+++ Entries +++
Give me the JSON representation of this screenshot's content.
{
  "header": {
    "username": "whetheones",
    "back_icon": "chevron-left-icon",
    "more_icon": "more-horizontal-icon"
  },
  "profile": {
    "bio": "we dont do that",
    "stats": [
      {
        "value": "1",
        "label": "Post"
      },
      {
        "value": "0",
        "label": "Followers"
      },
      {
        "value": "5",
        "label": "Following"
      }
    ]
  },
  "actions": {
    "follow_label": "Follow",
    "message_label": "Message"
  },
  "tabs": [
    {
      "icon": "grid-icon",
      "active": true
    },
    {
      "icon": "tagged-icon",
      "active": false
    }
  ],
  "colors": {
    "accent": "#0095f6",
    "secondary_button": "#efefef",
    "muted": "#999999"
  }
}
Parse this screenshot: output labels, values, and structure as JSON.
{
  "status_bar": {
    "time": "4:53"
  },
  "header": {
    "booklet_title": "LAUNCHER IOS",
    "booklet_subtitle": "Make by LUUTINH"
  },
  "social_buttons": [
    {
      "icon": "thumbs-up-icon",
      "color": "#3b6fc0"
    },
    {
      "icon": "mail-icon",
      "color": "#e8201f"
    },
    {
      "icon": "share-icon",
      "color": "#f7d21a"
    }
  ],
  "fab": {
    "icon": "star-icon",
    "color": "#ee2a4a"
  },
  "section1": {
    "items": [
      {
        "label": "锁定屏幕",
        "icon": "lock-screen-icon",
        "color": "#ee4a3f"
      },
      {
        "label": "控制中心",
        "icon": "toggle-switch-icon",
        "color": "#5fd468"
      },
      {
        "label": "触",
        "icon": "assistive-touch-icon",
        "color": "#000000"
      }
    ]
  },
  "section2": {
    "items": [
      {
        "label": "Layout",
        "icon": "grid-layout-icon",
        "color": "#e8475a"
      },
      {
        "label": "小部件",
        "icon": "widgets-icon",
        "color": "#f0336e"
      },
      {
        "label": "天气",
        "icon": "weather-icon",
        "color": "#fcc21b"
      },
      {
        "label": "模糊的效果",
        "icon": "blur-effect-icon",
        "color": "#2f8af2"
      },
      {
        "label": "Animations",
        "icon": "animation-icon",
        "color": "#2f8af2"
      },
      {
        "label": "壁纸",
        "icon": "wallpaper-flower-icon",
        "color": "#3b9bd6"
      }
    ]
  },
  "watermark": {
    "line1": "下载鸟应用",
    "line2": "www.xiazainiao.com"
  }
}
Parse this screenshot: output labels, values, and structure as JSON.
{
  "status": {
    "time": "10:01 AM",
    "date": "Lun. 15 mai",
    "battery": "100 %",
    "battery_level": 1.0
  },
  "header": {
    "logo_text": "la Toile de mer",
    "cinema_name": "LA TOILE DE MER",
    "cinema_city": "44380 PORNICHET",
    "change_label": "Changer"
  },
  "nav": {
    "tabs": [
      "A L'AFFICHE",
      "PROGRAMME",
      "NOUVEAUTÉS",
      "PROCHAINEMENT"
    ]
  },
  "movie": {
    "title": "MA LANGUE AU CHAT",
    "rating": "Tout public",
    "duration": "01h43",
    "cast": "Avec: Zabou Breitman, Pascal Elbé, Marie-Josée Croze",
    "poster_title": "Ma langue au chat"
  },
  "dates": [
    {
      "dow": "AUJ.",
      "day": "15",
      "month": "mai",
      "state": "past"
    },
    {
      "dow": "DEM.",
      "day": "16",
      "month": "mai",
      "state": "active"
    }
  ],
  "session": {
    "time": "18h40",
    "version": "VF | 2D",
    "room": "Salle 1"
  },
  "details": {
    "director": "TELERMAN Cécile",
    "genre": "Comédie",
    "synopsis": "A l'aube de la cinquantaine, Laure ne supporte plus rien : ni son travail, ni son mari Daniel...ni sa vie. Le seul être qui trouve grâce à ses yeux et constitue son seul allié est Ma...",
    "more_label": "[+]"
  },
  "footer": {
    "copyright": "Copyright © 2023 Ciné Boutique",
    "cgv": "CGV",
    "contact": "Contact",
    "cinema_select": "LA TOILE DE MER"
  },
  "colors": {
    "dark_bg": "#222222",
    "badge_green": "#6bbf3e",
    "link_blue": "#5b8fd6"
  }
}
+++
Given problem - From the listing above, extract every line exactly as it stands.

Exercise response -
Give me the JSON representation of this screenshot's content.
{
  "header": {
    "username": "whetheones",
    "back_icon": "chevron-left-icon",
    "more_icon": "more-horizontal-icon"
  },
  "profile": {
    "bio": "we dont do that",
    "stats": [
      {
        "value": "1",
        "label": "Post"
      },
      {
        "value": "0",
        "label": "Followers"
      },
      {
        "value": "5",
        "label": "Following"
      }
    ]
  },
  "actions": {
    "follow_label": "Follow",
    "message_label": "Message"
  },
  "tabs": [
    {
      "icon": "grid-icon",
      "active": true
    },
    {
      "icon": "tagged-icon",
      "active": false
    }
  ],
  "colors": {
    "accent": "#0095f6",
    "secondary_button": "#efefef",
    "muted": "#999999"
  }
}
Parse this screenshot: output labels, values, and structure as JSON.
{
  "status_bar": {
    "time": "4:53"
  },
  "header": {
    "booklet_title": "LAUNCHER IOS",
    "booklet_subtitle": "Make by LUUTINH"
  },
  "social_buttons": [
    {
      "icon": "thumbs-up-icon",
      "color": "#3b6fc0"
    },
    {
      "icon": "mail-icon",
      "color": "#e8201f"
    },
    {
      "icon": "share-icon",
      "color": "#f7d21a"
    }
  ],
  "fab": {
    "icon": "star-icon",
    "color": "#ee2a4a"
  },
  "section1": {
    "items": [
      {
        "label": "锁定屏幕",
        "icon": "lock-screen-icon",
        "color": "#ee4a3f"
      },
      {
        "label": "控制中心",
        "icon": "toggle-switch-icon",
        "color": "#5fd468"
      },
      {
        "label": "触",
        "icon": "assistive-touch-icon",
        "color": "#000000"
      }
    ]
  },
  "section2": {
    "items": [
      {
        "label": "Layout",
        "icon": "grid-layout-icon",
        "color": "#e8475a"
      },
      {
        "label": "小部件",
        "icon": "widgets-icon",
        "color": "#f0336e"
      },
      {
        "label": "天气",
        "icon": "weather-icon",
        "color": "#fcc21b"
      },
      {
        "label": "模糊的效果",
        "icon": "blur-effect-icon",
        "color": "#2f8af2"
      },
      {
        "label": "Animations",
        "icon": "animation-icon",
        "color": "#2f8af2"
      },
      {
        "label": "壁纸",
        "icon": "wallpaper-flower-icon",
        "color": "#3b9bd6"
      }
    ]
  },
  "watermark": {
    "line1": "下载鸟应用",
    "line2": "www.xiazainiao.com"
  }
}
Parse this screenshot: output labels, values, and structure as JSON.
{
  "status": {
    "time": "10:01 AM",
    "date": "Lun. 15 mai",
    "battery": "100 %",
    "battery_level": 1.0
  },
  "header": {
    "logo_text": "la Toile de mer",
    "cinema_name": "LA TOILE DE MER",
    "cinema_city": "44380 PORNICHET",
    "change_label": "Changer"
  },
  "nav": {
    "tabs": [
      "A L'AFFICHE",
      "PROGRAMME",
      "NOUVEAUTÉS",
      "PROCHAINEMENT"
    ]
  },
  "movie": {
    "title": "MA LANGUE AU CHAT",
    "rating": "Tout public",
    "duration": "01h43",
    "cast": "Avec: Zabou Breitman, Pascal Elbé, Marie-Josée Croze",
    "poster_title": "Ma langue au chat"
  },
  "dates": [
    {
      "dow": "AUJ.",
      "day": "15",
      "month": "mai",
      "state": "past"
    },
    {
      "dow": "DEM.",
      "day": "16",
      "month": "mai",
      "state": "active"
    }
  ],
  "session": {
    "time": "18h40",
    "version": "VF | 2D",
    "room": "Salle 1"
  },
  "details": {
    "director": "TELERMAN Cécile",
    "genre": "Comédie",
    "synopsis": "A l'aube de la cinquantaine, Laure ne supporte plus rien : ni son travail, ni son mari Daniel...ni sa vie. Le seul être qui trouve grâce à ses yeux et constitue son seul allié est Ma...",
    "more_label": "[+]"
  },
  "footer": {
    "copyright": "Copyright © 2023 Ciné Boutique",
    "cgv": "CGV",
    "contact": "Contact",
    "cinema_select": "LA TOILE DE MER"
  },
  "colors": {
    "dark_bg": "#222222",
    "badge_green": "#6bbf3e",
    "link_blue": "#5b8fd6"
  }
}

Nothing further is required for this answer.